[Stored data entries]
◇ ◇ ◇ ◇ ◇

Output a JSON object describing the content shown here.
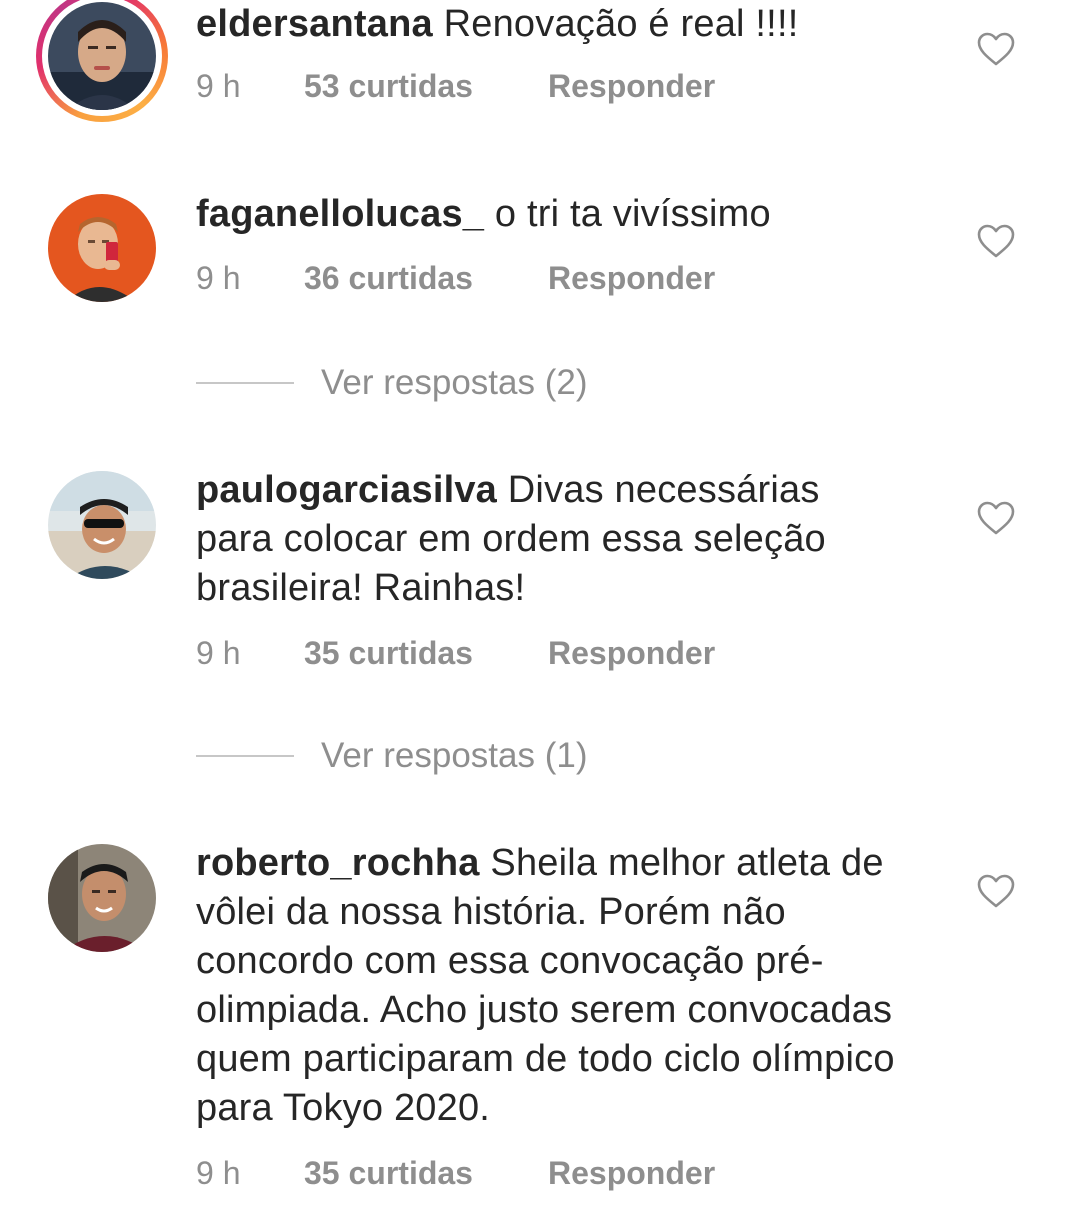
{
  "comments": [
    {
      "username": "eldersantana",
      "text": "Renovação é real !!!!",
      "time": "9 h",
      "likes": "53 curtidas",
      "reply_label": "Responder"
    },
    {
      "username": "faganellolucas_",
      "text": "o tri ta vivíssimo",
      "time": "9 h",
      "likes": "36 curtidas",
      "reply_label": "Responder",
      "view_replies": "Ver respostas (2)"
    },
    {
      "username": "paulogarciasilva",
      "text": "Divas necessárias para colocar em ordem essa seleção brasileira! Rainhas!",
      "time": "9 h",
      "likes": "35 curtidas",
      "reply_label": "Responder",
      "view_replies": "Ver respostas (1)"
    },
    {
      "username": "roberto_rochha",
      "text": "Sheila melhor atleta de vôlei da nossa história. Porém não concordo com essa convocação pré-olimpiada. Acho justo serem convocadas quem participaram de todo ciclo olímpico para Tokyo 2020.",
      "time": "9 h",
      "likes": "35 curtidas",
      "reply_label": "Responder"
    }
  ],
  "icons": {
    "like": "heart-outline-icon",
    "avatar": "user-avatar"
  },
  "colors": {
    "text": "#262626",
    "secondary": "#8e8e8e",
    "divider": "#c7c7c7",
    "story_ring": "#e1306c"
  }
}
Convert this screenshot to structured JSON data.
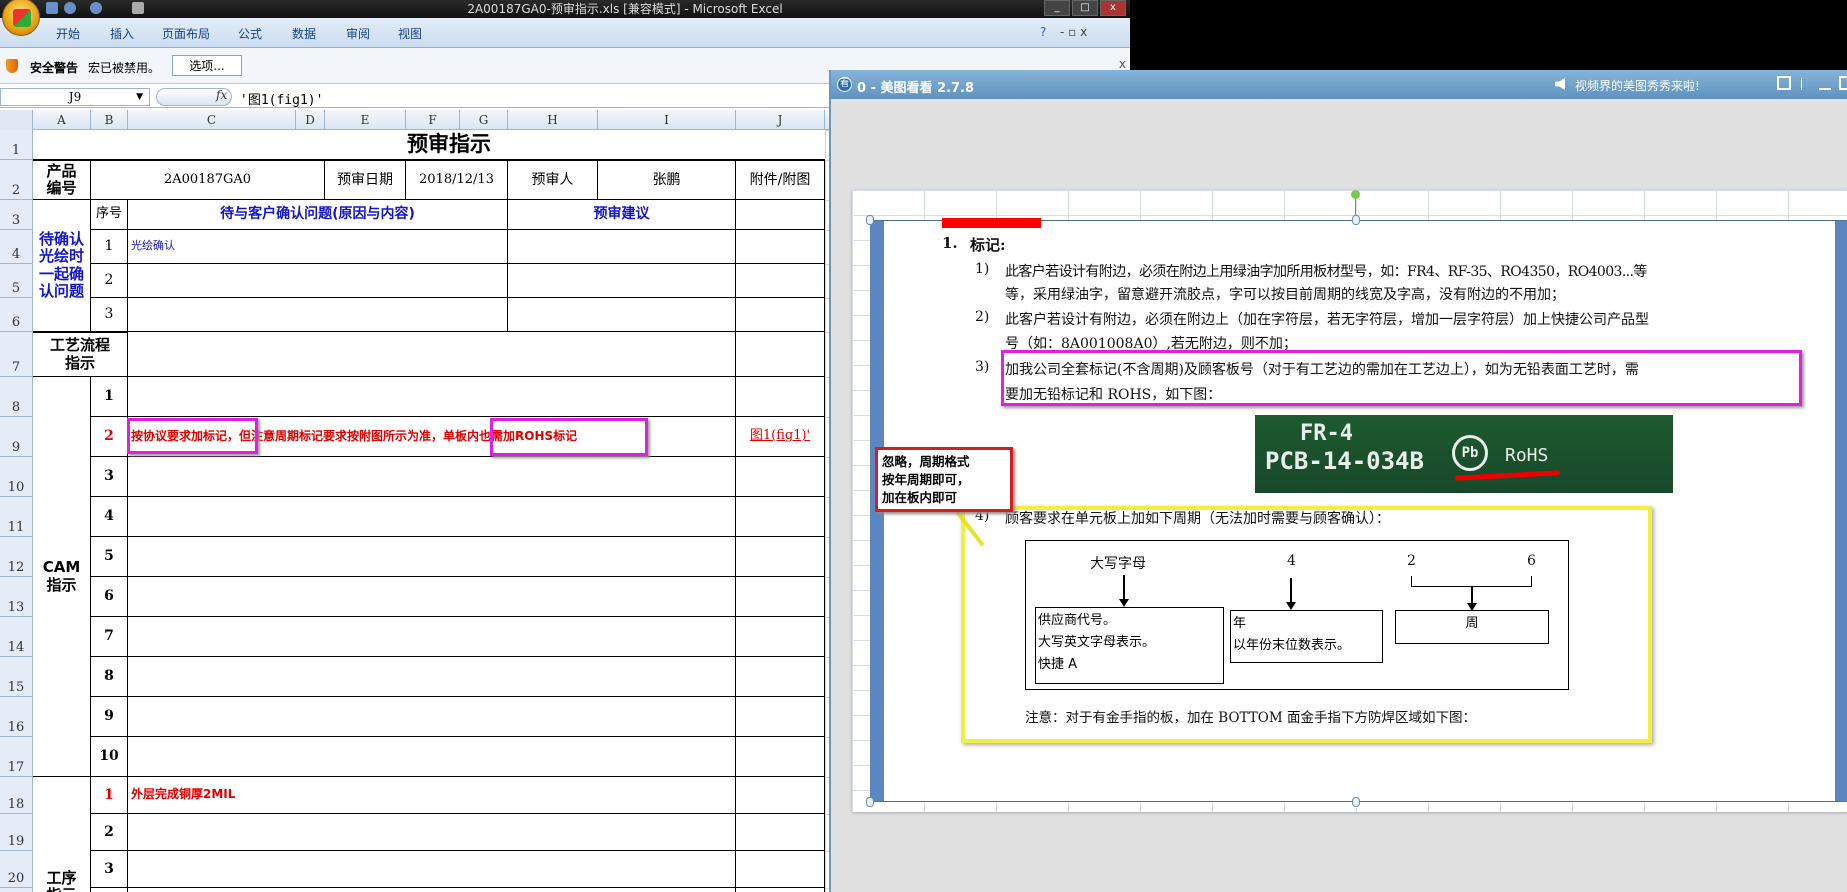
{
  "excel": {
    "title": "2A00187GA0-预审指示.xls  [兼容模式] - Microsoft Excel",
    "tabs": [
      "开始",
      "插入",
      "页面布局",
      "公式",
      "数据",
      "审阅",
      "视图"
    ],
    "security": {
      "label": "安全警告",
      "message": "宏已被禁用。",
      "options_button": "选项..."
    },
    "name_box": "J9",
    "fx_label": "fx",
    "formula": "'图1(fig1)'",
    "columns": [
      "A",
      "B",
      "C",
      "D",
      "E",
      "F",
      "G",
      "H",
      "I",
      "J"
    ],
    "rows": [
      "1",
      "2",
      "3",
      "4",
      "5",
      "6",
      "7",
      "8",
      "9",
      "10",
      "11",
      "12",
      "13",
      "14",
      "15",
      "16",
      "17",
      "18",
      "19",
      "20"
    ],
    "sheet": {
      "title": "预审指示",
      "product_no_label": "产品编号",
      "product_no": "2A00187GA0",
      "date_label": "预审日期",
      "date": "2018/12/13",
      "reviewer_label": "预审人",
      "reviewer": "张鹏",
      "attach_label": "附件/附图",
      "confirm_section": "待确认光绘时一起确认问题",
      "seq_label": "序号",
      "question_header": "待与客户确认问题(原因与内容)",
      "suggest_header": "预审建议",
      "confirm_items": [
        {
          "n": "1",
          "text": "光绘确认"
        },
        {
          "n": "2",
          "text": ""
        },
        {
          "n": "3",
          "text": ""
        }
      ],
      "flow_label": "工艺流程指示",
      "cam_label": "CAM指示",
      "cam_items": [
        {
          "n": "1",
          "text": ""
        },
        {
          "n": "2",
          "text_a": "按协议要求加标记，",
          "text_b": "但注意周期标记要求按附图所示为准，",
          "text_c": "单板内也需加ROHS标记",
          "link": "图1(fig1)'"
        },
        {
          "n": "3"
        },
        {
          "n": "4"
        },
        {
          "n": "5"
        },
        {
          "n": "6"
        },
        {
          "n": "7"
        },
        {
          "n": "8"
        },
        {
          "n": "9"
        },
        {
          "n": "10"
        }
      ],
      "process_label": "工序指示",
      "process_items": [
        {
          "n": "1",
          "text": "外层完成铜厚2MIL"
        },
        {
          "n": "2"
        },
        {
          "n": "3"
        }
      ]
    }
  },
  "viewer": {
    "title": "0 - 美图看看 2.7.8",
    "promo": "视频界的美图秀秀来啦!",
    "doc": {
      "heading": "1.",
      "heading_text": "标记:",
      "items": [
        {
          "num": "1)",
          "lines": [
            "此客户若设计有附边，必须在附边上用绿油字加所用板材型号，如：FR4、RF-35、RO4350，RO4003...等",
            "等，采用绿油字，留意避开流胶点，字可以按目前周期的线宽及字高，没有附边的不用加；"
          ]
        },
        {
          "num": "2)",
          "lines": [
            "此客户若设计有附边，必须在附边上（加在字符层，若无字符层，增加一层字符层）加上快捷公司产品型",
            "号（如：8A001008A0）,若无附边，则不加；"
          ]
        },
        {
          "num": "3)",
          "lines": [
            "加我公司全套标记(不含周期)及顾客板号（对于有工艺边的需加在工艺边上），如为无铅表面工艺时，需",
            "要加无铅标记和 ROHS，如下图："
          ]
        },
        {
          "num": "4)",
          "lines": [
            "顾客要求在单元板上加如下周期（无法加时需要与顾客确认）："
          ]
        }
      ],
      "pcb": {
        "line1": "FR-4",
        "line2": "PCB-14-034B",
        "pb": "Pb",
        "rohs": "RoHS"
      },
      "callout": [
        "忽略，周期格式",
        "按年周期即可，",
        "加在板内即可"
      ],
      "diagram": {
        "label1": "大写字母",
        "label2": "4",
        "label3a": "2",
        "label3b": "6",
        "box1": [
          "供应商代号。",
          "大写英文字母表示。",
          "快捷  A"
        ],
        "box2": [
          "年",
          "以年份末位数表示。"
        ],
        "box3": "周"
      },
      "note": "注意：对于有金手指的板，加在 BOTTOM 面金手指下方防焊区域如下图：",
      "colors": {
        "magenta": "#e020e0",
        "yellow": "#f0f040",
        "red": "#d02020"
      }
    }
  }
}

◇ ◇ ◇ ◇ ◇

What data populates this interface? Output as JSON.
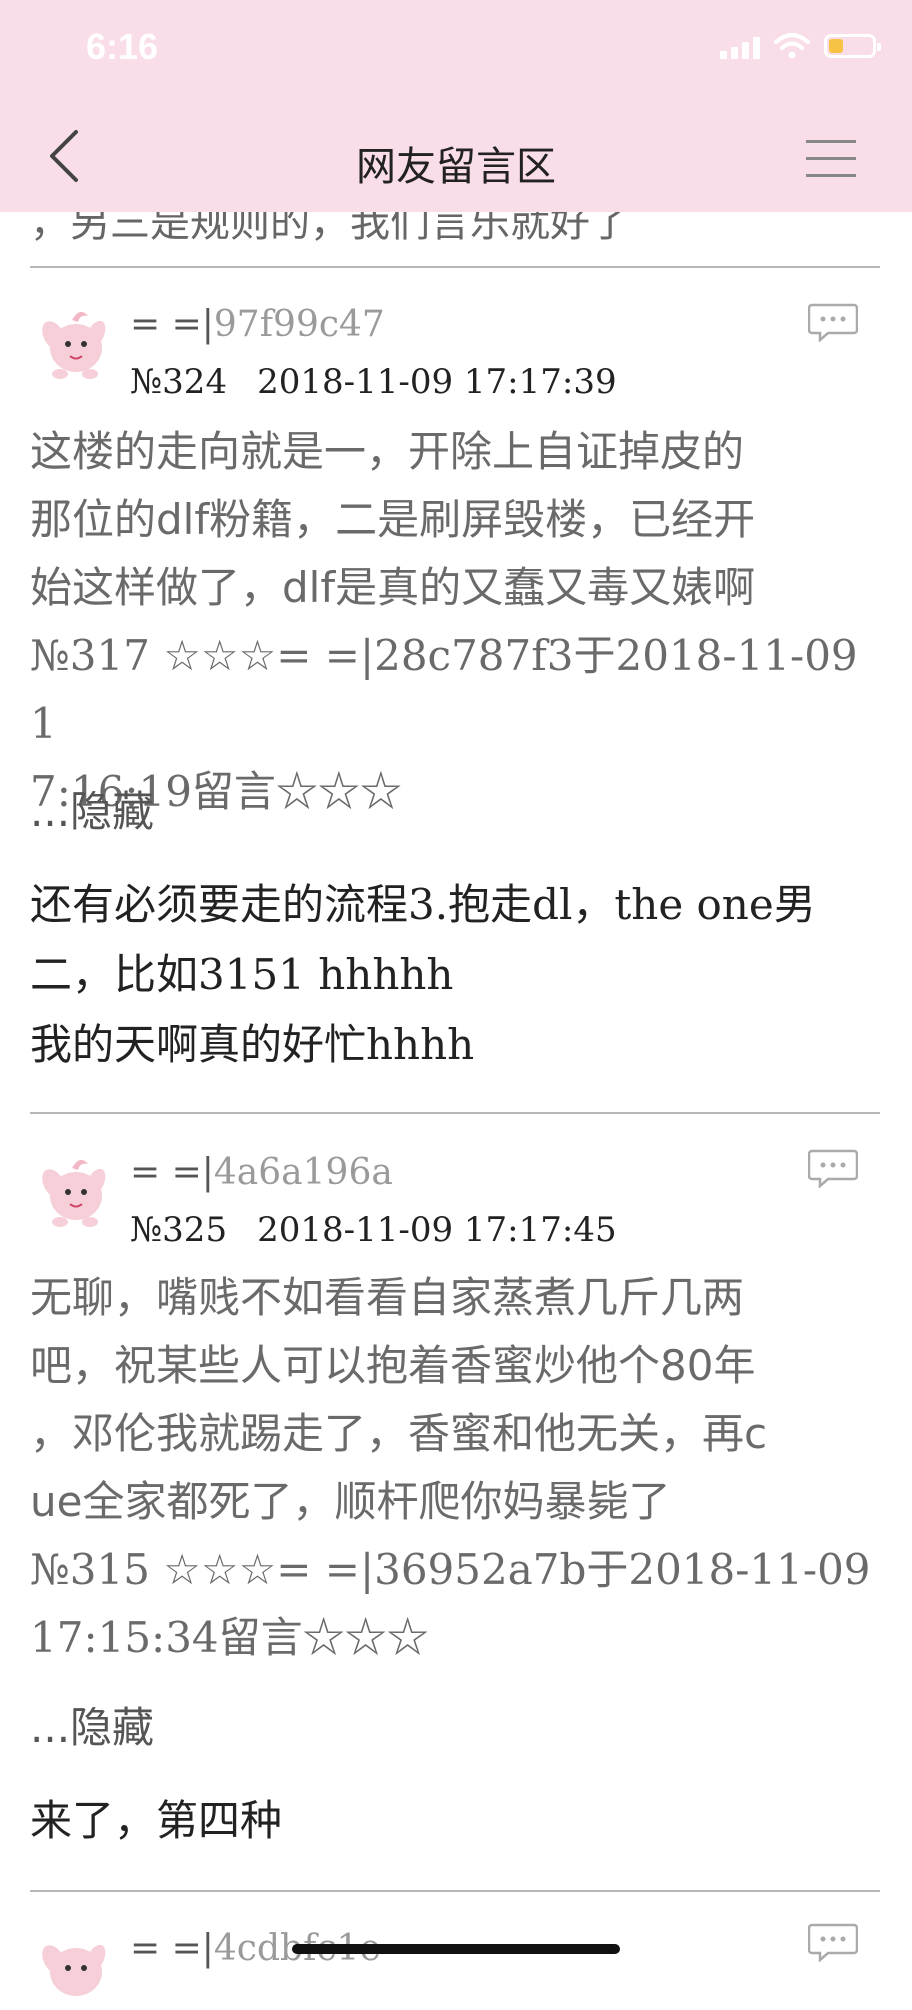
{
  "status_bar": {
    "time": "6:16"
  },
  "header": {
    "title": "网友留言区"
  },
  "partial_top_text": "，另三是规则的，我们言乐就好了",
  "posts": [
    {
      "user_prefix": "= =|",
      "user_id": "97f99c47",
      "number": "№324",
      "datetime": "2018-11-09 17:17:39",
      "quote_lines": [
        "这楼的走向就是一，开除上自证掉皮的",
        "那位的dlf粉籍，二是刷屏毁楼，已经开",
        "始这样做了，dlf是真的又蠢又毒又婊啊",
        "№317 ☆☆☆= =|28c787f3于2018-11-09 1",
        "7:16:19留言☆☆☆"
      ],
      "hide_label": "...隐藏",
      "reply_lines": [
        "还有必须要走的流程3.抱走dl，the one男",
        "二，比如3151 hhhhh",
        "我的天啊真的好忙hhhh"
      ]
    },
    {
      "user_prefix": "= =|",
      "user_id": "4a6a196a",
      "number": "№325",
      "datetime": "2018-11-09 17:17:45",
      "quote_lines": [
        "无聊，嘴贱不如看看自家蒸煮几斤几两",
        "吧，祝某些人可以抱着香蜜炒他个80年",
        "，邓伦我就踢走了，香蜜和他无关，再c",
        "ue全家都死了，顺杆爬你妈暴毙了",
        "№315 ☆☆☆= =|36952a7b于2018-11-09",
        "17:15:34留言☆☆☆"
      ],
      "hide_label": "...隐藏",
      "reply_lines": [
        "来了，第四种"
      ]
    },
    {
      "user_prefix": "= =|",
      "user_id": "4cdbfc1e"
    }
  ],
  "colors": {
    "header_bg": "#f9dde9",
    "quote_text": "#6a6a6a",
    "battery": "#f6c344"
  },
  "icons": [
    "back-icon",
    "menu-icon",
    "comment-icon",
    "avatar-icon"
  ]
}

◇ ◇ ◇ ◇ ◇

Problem to solve
Copy every line in the listing above where the string "预审指示" turns up.

Solution to this exercise
    "title": "2A00187GA0-预审指示.xls  [兼容模式] - Microsoft Excel",
      "title": "预审指示",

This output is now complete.